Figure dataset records
# # # #

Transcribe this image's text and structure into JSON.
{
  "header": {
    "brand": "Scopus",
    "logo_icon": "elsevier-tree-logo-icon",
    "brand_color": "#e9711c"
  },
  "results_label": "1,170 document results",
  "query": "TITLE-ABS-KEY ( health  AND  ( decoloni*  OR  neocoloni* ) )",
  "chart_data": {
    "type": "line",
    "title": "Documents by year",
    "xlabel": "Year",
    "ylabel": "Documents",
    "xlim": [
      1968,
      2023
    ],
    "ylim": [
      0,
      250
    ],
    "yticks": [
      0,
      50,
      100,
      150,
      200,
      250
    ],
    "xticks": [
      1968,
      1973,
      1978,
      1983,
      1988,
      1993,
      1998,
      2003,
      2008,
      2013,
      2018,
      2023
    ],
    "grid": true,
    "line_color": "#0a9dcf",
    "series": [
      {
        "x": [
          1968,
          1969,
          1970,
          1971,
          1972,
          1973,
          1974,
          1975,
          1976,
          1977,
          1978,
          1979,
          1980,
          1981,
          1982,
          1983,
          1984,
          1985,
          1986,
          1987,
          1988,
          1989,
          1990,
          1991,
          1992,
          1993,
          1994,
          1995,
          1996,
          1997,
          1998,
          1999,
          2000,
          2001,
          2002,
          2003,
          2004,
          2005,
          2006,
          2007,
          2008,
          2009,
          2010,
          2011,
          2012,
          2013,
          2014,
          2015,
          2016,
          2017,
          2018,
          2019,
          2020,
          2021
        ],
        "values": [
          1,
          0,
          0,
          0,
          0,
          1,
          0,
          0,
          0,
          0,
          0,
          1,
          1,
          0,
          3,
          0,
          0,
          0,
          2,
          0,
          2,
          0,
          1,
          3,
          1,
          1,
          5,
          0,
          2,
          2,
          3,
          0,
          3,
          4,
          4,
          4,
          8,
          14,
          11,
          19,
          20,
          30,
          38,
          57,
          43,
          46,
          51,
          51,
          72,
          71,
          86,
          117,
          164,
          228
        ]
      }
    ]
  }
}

# # # #

*Task brief:*
List every line above that contains the word "Documents".

*Solution for this exercise:*
    "title": "Documents by year",
    "ylabel": "Documents",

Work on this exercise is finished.